* Texte de la page:
Nous sommes à l’orée de Nder, capitale légendaire et cœur du Waalo historique sur l’axe des communautés rurales de Ngnith de Keur Momar Sarr.
Là-bas, sur la canalisation nouvellement installée, la nature reprend ses droits, l’inévitable typha commence à envahir le petit lac aménagé sur la zone et sur la surface que viennent rider de temps à autre les caresses du vent, s’étalait un tapis de nénuphar d’où se dégageait une floraison couleur carmel.
Ce qui augure déjà de la qualité de la gousse souterraine grosse de cette substance granulée appelée « jaxaar », succulente nourriture d’une gastronomie ignorée des jeunes générations et ressemblant, à s’y méprendre, à un de ces couscous malaxés de main de... mère.
La piste chaotique, jusqu’à très récemment, a pris un coup de neuf depuis que les engins du Projet Senhuile qui arpentent la zone vers sa base de « Buntu baat » l’ont retapée en attendant que le bitumage envisagée de la bretelle longue de 35 Km (Ngnith-Colonat-Richard Toll) sur le site puisse définitivement contribuer au désenclavement de la communauté rurale qui borde le versant ouest du Lac de Guiers.
Une route qui, nous susurre-t-on, devrait relier cette partie du Waalo à Louga par Keur Momar Sarr et permettre d’écouler toute la production agricole du département de Dagana vers Dakar en débouchant sur le Louga sans passer par la ville de Saint-Louis.
Ce qui devrait se traduire par un important gain d’énergie et de temps avec un raccourci d’environ 100 Km.
Ce décor significatif, à plusieurs égards, des transformations dans ce milieu considéré comme un écosystème fragile, est aussi et surtout une lucarne ouverte sur les mutations écologiques que connait le Delta du Fleuve Sénégal.
Il est également révélateur des enjeux de l’après barrage comme autant de lancinantes questions qui se posent avec acuité et dont l’occurrence est liée aux impacts considérables sur son environnement immédiat et global de cette infrastructure, ouvrage pharaonique s’il en est, qu’a été la construction en 1985 du barrage anti-sel de Diama sur le delta du fleuve Sénégal.
Laquelle aura contribué, avec la mise en service, deux ans plus tard, du barrage hydro-électrique et de régulation du débit fluvial de Manantali plus en amont, à certes améliorer les hauteurs d’eau et facilité l’irrigation. Mais aussi, à modifier profondément le fonctionnement hydrologique du lac et la qualité des eaux provoqué des perturbations environnementales comme la prolifération des plantes aquatiques envahissantes dans les zones peu profondes.

* Consigne A:
Recopiez le passage du texte sur le Waalo et le lac de Guiers en commençant par « Une route qui, nous » et en continuant jusqu'à « connait le Delta du Fleuve Sénégal. ».

* Enregistrements fournis:

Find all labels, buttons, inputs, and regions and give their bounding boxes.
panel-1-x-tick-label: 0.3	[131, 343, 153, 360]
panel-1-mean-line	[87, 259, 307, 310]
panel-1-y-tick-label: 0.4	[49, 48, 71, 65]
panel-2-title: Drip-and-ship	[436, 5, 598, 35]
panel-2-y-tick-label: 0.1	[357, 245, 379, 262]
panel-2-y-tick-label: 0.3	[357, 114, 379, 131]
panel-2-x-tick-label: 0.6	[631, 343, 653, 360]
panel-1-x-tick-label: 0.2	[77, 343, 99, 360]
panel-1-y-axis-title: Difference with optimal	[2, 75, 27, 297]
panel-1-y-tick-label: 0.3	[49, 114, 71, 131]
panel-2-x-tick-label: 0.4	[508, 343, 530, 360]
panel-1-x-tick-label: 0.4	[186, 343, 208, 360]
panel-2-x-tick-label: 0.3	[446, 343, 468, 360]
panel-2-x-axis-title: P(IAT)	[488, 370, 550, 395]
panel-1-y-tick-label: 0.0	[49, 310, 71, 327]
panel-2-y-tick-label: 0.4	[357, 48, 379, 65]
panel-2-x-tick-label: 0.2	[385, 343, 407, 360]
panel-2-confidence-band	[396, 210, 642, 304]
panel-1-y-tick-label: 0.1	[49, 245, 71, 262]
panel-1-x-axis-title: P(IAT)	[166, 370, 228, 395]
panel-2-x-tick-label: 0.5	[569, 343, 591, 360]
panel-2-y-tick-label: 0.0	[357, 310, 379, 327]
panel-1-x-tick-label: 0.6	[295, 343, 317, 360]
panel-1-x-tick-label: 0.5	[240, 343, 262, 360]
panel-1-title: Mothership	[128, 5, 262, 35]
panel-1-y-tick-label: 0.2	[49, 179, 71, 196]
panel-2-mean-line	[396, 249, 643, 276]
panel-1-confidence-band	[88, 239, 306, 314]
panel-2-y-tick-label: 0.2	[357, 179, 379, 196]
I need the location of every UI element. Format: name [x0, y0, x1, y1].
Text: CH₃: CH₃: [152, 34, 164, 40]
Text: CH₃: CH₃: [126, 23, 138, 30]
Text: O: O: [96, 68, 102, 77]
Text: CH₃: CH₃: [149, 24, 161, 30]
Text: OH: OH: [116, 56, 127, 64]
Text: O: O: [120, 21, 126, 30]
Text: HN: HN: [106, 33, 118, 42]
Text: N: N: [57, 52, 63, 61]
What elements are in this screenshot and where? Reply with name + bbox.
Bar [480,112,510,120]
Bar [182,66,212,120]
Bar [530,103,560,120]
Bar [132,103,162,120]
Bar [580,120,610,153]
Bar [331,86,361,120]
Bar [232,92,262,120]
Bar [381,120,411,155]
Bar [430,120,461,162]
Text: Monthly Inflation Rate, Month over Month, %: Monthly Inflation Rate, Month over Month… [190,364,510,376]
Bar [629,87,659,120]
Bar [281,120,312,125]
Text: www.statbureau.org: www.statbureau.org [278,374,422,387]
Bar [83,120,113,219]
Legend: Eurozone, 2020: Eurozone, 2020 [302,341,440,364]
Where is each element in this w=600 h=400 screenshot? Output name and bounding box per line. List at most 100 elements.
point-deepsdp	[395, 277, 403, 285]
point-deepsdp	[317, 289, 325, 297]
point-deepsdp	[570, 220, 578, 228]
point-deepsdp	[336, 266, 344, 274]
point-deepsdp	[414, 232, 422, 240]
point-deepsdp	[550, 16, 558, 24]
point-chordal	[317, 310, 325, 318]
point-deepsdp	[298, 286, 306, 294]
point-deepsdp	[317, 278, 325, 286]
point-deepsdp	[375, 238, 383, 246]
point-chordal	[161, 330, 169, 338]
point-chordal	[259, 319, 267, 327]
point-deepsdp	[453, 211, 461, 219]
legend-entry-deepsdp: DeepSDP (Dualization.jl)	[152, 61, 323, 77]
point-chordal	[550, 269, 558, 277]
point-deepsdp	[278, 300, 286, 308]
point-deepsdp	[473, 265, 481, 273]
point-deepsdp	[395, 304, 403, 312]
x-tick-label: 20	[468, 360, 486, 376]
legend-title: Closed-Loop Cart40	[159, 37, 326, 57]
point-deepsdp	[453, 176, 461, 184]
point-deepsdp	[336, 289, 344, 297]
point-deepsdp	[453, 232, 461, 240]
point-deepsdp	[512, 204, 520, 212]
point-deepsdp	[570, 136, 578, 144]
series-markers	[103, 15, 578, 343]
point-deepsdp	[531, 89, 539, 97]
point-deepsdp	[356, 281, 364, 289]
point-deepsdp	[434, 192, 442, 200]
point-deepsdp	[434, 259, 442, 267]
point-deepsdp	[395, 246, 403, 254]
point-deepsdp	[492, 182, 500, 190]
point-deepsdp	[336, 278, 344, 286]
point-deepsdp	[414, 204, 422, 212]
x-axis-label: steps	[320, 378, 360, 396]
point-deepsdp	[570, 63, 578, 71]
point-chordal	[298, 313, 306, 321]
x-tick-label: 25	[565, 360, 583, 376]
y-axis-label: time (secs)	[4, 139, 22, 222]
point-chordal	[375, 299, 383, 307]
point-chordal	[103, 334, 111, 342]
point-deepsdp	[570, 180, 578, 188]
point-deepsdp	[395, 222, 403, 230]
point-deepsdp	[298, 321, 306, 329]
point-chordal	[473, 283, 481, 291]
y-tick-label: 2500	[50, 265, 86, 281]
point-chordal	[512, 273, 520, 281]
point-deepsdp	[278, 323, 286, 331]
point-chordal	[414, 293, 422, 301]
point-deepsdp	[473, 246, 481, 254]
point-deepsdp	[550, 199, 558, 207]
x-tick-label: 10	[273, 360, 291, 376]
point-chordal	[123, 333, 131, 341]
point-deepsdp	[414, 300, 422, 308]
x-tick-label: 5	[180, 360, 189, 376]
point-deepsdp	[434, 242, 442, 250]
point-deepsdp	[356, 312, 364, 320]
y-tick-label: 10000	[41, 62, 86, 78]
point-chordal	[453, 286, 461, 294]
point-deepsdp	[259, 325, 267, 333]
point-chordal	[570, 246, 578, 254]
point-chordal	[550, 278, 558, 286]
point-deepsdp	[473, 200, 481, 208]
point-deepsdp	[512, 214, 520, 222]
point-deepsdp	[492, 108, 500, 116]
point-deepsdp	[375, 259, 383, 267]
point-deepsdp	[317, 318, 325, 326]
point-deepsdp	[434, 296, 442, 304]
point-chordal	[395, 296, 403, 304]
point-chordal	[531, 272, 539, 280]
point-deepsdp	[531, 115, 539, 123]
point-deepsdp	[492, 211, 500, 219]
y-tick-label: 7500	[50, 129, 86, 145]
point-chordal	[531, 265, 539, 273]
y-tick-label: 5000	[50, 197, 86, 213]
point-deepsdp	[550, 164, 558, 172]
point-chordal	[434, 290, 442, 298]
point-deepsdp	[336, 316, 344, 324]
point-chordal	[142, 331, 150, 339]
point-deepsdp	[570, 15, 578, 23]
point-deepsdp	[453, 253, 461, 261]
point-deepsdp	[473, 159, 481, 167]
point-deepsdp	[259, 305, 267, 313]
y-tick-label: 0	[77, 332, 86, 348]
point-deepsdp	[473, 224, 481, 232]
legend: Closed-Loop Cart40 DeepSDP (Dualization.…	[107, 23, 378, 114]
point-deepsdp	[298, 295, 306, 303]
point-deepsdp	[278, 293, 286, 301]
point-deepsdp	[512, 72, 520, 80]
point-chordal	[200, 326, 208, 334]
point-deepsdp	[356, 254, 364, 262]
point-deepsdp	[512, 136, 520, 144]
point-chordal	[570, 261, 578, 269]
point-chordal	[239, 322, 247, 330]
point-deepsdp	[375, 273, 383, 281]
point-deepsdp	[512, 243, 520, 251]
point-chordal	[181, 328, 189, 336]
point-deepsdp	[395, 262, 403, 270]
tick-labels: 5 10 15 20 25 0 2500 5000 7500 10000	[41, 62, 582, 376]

* Consigne B:
Reprenez les lignes des enregistrements en commençant par la première et en continuant jusqu'à la ligne contenant « Bar [430,120,461,162] », toutes deux incluses, et substituez « Écart à l'optimum » à « Difference with optimal » sans rien changer d'autre.

* Réponse attendue A:
Une route qui, nous susurre-t-on, devrait relier cette partie du Waalo à Louga par Keur Momar Sarr et permettre d’écouler toute la production agricole du département de Dagana vers Dakar en débouchant sur le Louga sans passer par la ville de Saint-Louis.
Ce qui devrait se traduire par un important gain d’énergie et de temps avec un raccourci d’environ 100 Km.
Ce décor significatif, à plusieurs égards, des transformations dans ce milieu considéré comme un écosystème fragile, est aussi et surtout une lucarne ouverte sur les mutations écologiques que connait le Delta du Fleuve Sénégal.

* Réponse attendue B:
Find all labels, buttons, inputs, and regions and give their bounding boxes.
panel-1-x-tick-label: 0.3	[131, 343, 153, 360]
panel-1-mean-line	[87, 259, 307, 310]
panel-1-y-tick-label: 0.4	[49, 48, 71, 65]
panel-2-title: Drip-and-ship	[436, 5, 598, 35]
panel-2-y-tick-label: 0.1	[357, 245, 379, 262]
panel-2-y-tick-label: 0.3	[357, 114, 379, 131]
panel-2-x-tick-label: 0.6	[631, 343, 653, 360]
panel-1-x-tick-label: 0.2	[77, 343, 99, 360]
panel-1-y-axis-title: Écart à l'optimum	[2, 75, 27, 297]
panel-1-y-tick-label: 0.3	[49, 114, 71, 131]
panel-2-x-tick-label: 0.4	[508, 343, 530, 360]
panel-1-x-tick-label: 0.4	[186, 343, 208, 360]
panel-2-x-tick-label: 0.3	[446, 343, 468, 360]
panel-2-x-axis-title: P(IAT)	[488, 370, 550, 395]
panel-1-y-tick-label: 0.0	[49, 310, 71, 327]
panel-2-y-tick-label: 0.4	[357, 48, 379, 65]
panel-2-x-tick-label: 0.2	[385, 343, 407, 360]
panel-2-confidence-band	[396, 210, 642, 304]
panel-1-y-tick-label: 0.1	[49, 245, 71, 262]
panel-1-x-axis-title: P(IAT)	[166, 370, 228, 395]
panel-2-x-tick-label: 0.5	[569, 343, 591, 360]
panel-2-y-tick-label: 0.0	[357, 310, 379, 327]
panel-1-x-tick-label: 0.6	[295, 343, 317, 360]
panel-1-x-tick-label: 0.5	[240, 343, 262, 360]
panel-1-title: Mothership	[128, 5, 262, 35]
panel-1-y-tick-label: 0.2	[49, 179, 71, 196]
panel-2-mean-line	[396, 249, 643, 276]
panel-1-confidence-band	[88, 239, 306, 314]
panel-2-y-tick-label: 0.2	[357, 179, 379, 196]
I need the location of every UI element. Format: name [x0, y0, x1, y1].
Text: CH₃: CH₃: [152, 34, 164, 40]
Text: CH₃: CH₃: [126, 23, 138, 30]
Text: O: O: [96, 68, 102, 77]
Text: CH₃: CH₃: [149, 24, 161, 30]
Text: OH: OH: [116, 56, 127, 64]
Text: O: O: [120, 21, 126, 30]
Text: HN: HN: [106, 33, 118, 42]
Text: N: N: [57, 52, 63, 61]
What elements are in this screenshot and where? Reply with name + bbox.
Bar [480,112,510,120]
Bar [182,66,212,120]
Bar [530,103,560,120]
Bar [132,103,162,120]
Bar [580,120,610,153]
Bar [331,86,361,120]
Bar [232,92,262,120]
Bar [381,120,411,155]
Bar [430,120,461,162]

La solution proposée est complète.